[Records from a dataset]
----

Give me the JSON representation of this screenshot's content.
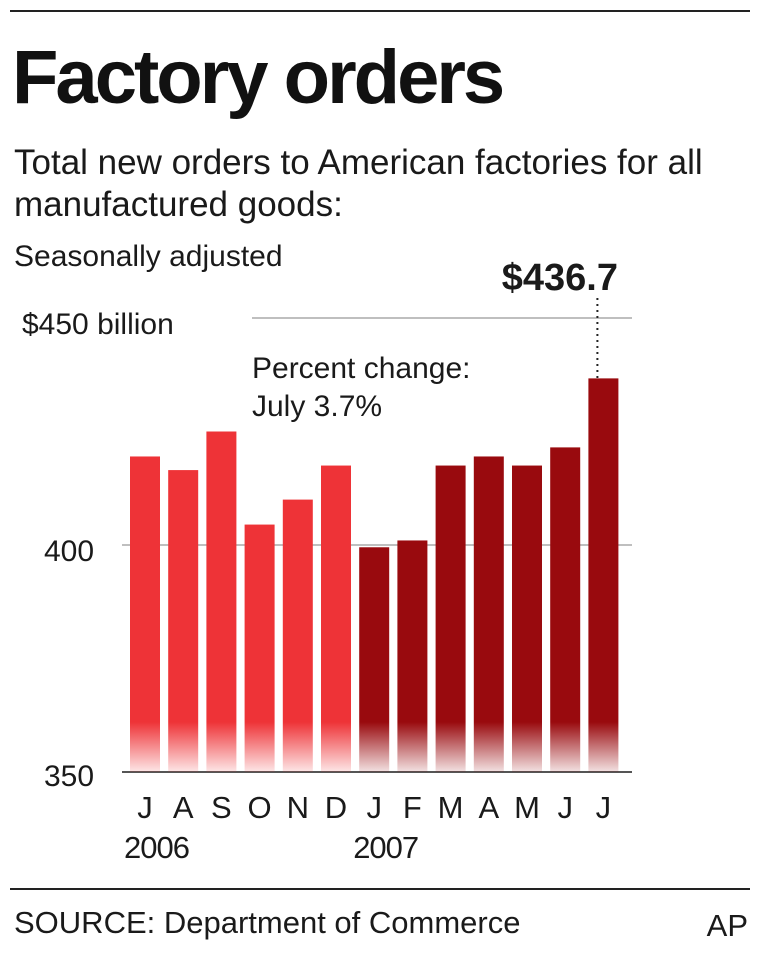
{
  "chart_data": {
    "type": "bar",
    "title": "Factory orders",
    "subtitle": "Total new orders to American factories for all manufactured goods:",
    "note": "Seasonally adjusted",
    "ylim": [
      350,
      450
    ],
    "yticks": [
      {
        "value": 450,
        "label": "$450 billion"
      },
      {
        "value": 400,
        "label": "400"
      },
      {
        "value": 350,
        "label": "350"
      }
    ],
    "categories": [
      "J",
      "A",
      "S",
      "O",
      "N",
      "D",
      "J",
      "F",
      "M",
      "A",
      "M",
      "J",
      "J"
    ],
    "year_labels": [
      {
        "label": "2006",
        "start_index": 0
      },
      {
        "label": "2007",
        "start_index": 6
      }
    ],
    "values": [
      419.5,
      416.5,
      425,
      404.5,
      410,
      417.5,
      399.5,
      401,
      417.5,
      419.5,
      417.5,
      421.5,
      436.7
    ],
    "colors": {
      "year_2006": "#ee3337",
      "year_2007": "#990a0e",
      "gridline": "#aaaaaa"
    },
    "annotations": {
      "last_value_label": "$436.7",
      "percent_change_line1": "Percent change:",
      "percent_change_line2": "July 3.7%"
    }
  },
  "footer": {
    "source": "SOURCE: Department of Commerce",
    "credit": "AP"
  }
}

----

- **Directions for this task**: Write out the entries again, exactly as given, skipping any images.

- **Completed task**:
Give me the JSON representation of this screenshot's content.
{
  "chart_data": {
    "type": "bar",
    "title": "Factory orders",
    "subtitle": "Total new orders to American factories for all manufactured goods:",
    "note": "Seasonally adjusted",
    "ylim": [
      350,
      450
    ],
    "yticks": [
      {
        "value": 450,
        "label": "$450 billion"
      },
      {
        "value": 400,
        "label": "400"
      },
      {
        "value": 350,
        "label": "350"
      }
    ],
    "categories": [
      "J",
      "A",
      "S",
      "O",
      "N",
      "D",
      "J",
      "F",
      "M",
      "A",
      "M",
      "J",
      "J"
    ],
    "year_labels": [
      {
        "label": "2006",
        "start_index": 0
      },
      {
        "label": "2007",
        "start_index": 6
      }
    ],
    "values": [
      419.5,
      416.5,
      425,
      404.5,
      410,
      417.5,
      399.5,
      401,
      417.5,
      419.5,
      417.5,
      421.5,
      436.7
    ],
    "colors": {
      "year_2006": "#ee3337",
      "year_2007": "#990a0e",
      "gridline": "#aaaaaa"
    },
    "annotations": {
      "last_value_label": "$436.7",
      "percent_change_line1": "Percent change:",
      "percent_change_line2": "July 3.7%"
    }
  },
  "footer": {
    "source": "SOURCE: Department of Commerce",
    "credit": "AP"
  }
}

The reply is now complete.